» Goal of the exercise
Give back the data below exactly as it was given.

» Dataset records
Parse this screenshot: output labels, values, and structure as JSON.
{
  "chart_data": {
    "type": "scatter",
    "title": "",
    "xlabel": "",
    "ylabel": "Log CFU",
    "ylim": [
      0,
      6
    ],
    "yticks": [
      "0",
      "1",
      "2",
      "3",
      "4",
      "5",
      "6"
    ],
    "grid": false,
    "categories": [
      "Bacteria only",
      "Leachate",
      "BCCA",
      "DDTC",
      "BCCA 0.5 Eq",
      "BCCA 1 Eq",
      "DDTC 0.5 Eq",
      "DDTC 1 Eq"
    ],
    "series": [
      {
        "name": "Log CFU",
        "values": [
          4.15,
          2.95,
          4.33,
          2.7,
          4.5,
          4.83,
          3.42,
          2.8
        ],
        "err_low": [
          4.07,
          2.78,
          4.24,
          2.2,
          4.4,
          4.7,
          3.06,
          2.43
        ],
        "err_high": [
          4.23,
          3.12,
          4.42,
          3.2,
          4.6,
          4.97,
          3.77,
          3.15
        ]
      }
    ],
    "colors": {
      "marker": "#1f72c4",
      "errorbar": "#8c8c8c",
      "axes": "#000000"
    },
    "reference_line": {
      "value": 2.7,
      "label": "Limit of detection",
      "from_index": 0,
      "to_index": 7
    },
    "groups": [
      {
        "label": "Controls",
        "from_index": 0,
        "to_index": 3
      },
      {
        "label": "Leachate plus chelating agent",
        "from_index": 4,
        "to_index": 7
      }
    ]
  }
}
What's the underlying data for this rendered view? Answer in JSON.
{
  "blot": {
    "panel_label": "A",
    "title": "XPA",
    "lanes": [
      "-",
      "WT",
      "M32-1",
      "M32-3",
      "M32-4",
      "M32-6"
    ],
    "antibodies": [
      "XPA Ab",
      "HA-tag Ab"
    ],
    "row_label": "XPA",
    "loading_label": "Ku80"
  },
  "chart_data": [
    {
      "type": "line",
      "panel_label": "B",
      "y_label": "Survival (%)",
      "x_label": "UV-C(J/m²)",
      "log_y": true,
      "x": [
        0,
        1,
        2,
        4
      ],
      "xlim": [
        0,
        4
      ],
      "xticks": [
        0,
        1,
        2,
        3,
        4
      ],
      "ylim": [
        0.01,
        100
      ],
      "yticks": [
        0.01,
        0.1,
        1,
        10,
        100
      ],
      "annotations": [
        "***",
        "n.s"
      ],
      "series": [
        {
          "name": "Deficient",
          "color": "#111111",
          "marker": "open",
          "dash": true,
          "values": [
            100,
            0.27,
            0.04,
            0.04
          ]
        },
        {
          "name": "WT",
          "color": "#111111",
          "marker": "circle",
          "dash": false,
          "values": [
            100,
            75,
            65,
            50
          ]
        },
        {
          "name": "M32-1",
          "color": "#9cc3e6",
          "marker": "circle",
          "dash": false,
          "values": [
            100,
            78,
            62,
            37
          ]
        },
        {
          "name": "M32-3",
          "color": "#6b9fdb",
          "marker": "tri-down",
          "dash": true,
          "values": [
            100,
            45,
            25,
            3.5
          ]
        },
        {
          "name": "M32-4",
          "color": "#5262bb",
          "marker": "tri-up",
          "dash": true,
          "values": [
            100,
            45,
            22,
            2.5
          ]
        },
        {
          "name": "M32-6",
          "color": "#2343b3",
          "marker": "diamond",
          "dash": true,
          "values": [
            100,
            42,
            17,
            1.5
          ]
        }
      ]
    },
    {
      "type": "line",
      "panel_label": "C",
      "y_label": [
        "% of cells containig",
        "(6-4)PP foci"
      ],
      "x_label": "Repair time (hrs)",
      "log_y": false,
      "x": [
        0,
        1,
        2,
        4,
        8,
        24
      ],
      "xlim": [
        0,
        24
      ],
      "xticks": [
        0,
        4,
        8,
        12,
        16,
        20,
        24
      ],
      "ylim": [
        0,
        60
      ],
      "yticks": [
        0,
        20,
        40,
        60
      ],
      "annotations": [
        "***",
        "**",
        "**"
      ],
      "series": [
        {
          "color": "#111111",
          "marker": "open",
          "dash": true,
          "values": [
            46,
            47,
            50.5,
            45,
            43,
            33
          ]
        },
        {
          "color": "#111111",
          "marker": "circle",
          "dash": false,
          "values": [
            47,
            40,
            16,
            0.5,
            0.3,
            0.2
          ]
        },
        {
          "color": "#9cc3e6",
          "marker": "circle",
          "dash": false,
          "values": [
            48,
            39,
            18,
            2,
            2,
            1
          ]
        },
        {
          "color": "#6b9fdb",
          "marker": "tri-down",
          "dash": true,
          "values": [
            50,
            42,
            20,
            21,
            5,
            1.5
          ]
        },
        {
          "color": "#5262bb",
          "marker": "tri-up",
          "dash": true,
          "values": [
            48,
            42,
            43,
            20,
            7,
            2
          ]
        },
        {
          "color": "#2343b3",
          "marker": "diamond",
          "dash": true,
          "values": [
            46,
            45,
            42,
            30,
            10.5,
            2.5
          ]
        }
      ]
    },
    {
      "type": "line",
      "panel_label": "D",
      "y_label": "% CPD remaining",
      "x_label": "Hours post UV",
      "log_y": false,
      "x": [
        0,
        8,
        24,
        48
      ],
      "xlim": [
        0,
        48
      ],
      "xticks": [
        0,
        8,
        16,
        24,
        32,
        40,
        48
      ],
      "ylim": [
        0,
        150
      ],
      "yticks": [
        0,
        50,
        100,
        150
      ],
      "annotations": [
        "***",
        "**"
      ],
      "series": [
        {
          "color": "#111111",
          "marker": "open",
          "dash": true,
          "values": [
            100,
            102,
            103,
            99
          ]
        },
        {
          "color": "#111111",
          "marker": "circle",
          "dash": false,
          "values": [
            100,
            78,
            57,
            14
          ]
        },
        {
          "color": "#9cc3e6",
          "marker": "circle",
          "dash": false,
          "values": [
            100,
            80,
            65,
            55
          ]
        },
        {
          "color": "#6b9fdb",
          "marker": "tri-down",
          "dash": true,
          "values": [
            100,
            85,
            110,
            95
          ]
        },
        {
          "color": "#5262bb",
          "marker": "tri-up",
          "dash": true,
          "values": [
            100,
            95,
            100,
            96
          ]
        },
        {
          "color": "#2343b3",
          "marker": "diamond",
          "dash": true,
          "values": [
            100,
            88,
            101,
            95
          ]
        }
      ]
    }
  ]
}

» Solution to the exercise
Parse this screenshot: output labels, values, and structure as JSON.
{
  "chart_data": {
    "type": "scatter",
    "title": "",
    "xlabel": "",
    "ylabel": "Log CFU",
    "ylim": [
      0,
      6
    ],
    "yticks": [
      "0",
      "1",
      "2",
      "3",
      "4",
      "5",
      "6"
    ],
    "grid": false,
    "categories": [
      "Bacteria only",
      "Leachate",
      "BCCA",
      "DDTC",
      "BCCA 0.5 Eq",
      "BCCA 1 Eq",
      "DDTC 0.5 Eq",
      "DDTC 1 Eq"
    ],
    "series": [
      {
        "name": "Log CFU",
        "values": [
          4.15,
          2.95,
          4.33,
          2.7,
          4.5,
          4.83,
          3.42,
          2.8
        ],
        "err_low": [
          4.07,
          2.78,
          4.24,
          2.2,
          4.4,
          4.7,
          3.06,
          2.43
        ],
        "err_high": [
          4.23,
          3.12,
          4.42,
          3.2,
          4.6,
          4.97,
          3.77,
          3.15
        ]
      }
    ],
    "colors": {
      "marker": "#1f72c4",
      "errorbar": "#8c8c8c",
      "axes": "#000000"
    },
    "reference_line": {
      "value": 2.7,
      "label": "Limit of detection",
      "from_index": 0,
      "to_index": 7
    },
    "groups": [
      {
        "label": "Controls",
        "from_index": 0,
        "to_index": 3
      },
      {
        "label": "Leachate plus chelating agent",
        "from_index": 4,
        "to_index": 7
      }
    ]
  }
}
What's the underlying data for this rendered view? Answer in JSON.
{
  "blot": {
    "panel_label": "A",
    "title": "XPA",
    "lanes": [
      "-",
      "WT",
      "M32-1",
      "M32-3",
      "M32-4",
      "M32-6"
    ],
    "antibodies": [
      "XPA Ab",
      "HA-tag Ab"
    ],
    "row_label": "XPA",
    "loading_label": "Ku80"
  },
  "chart_data": [
    {
      "type": "line",
      "panel_label": "B",
      "y_label": "Survival (%)",
      "x_label": "UV-C(J/m²)",
      "log_y": true,
      "x": [
        0,
        1,
        2,
        4
      ],
      "xlim": [
        0,
        4
      ],
      "xticks": [
        0,
        1,
        2,
        3,
        4
      ],
      "ylim": [
        0.01,
        100
      ],
      "yticks": [
        0.01,
        0.1,
        1,
        10,
        100
      ],
      "annotations": [
        "***",
        "n.s"
      ],
      "series": [
        {
          "name": "Deficient",
          "color": "#111111",
          "marker": "open",
          "dash": true,
          "values": [
            100,
            0.27,
            0.04,
            0.04
          ]
        },
        {
          "name": "WT",
          "color": "#111111",
          "marker": "circle",
          "dash": false,
          "values": [
            100,
            75,
            65,
            50
          ]
        },
        {
          "name": "M32-1",
          "color": "#9cc3e6",
          "marker": "circle",
          "dash": false,
          "values": [
            100,
            78,
            62,
            37
          ]
        },
        {
          "name": "M32-3",
          "color": "#6b9fdb",
          "marker": "tri-down",
          "dash": true,
          "values": [
            100,
            45,
            25,
            3.5
          ]
        },
        {
          "name": "M32-4",
          "color": "#5262bb",
          "marker": "tri-up",
          "dash": true,
          "values": [
            100,
            45,
            22,
            2.5
          ]
        },
        {
          "name": "M32-6",
          "color": "#2343b3",
          "marker": "diamond",
          "dash": true,
          "values": [
            100,
            42,
            17,
            1.5
          ]
        }
      ]
    },
    {
      "type": "line",
      "panel_label": "C",
      "y_label": [
        "% of cells containig",
        "(6-4)PP foci"
      ],
      "x_label": "Repair time (hrs)",
      "log_y": false,
      "x": [
        0,
        1,
        2,
        4,
        8,
        24
      ],
      "xlim": [
        0,
        24
      ],
      "xticks": [
        0,
        4,
        8,
        12,
        16,
        20,
        24
      ],
      "ylim": [
        0,
        60
      ],
      "yticks": [
        0,
        20,
        40,
        60
      ],
      "annotations": [
        "***",
        "**",
        "**"
      ],
      "series": [
        {
          "color": "#111111",
          "marker": "open",
          "dash": true,
          "values": [
            46,
            47,
            50.5,
            45,
            43,
            33
          ]
        },
        {
          "color": "#111111",
          "marker": "circle",
          "dash": false,
          "values": [
            47,
            40,
            16,
            0.5,
            0.3,
            0.2
          ]
        },
        {
          "color": "#9cc3e6",
          "marker": "circle",
          "dash": false,
          "values": [
            48,
            39,
            18,
            2,
            2,
            1
          ]
        },
        {
          "color": "#6b9fdb",
          "marker": "tri-down",
          "dash": true,
          "values": [
            50,
            42,
            20,
            21,
            5,
            1.5
          ]
        },
        {
          "color": "#5262bb",
          "marker": "tri-up",
          "dash": true,
          "values": [
            48,
            42,
            43,
            20,
            7,
            2
          ]
        },
        {
          "color": "#2343b3",
          "marker": "diamond",
          "dash": true,
          "values": [
            46,
            45,
            42,
            30,
            10.5,
            2.5
          ]
        }
      ]
    },
    {
      "type": "line",
      "panel_label": "D",
      "y_label": "% CPD remaining",
      "x_label": "Hours post UV",
      "log_y": false,
      "x": [
        0,
        8,
        24,
        48
      ],
      "xlim": [
        0,
        48
      ],
      "xticks": [
        0,
        8,
        16,
        24,
        32,
        40,
        48
      ],
      "ylim": [
        0,
        150
      ],
      "yticks": [
        0,
        50,
        100,
        150
      ],
      "annotations": [
        "***",
        "**"
      ],
      "series": [
        {
          "color": "#111111",
          "marker": "open",
          "dash": true,
          "values": [
            100,
            102,
            103,
            99
          ]
        },
        {
          "color": "#111111",
          "marker": "circle",
          "dash": false,
          "values": [
            100,
            78,
            57,
            14
          ]
        },
        {
          "color": "#9cc3e6",
          "marker": "circle",
          "dash": false,
          "values": [
            100,
            80,
            65,
            55
          ]
        },
        {
          "color": "#6b9fdb",
          "marker": "tri-down",
          "dash": true,
          "values": [
            100,
            85,
            110,
            95
          ]
        },
        {
          "color": "#5262bb",
          "marker": "tri-up",
          "dash": true,
          "values": [
            100,
            95,
            100,
            96
          ]
        },
        {
          "color": "#2343b3",
          "marker": "diamond",
          "dash": true,
          "values": [
            100,
            88,
            101,
            95
          ]
        }
      ]
    }
  ]
}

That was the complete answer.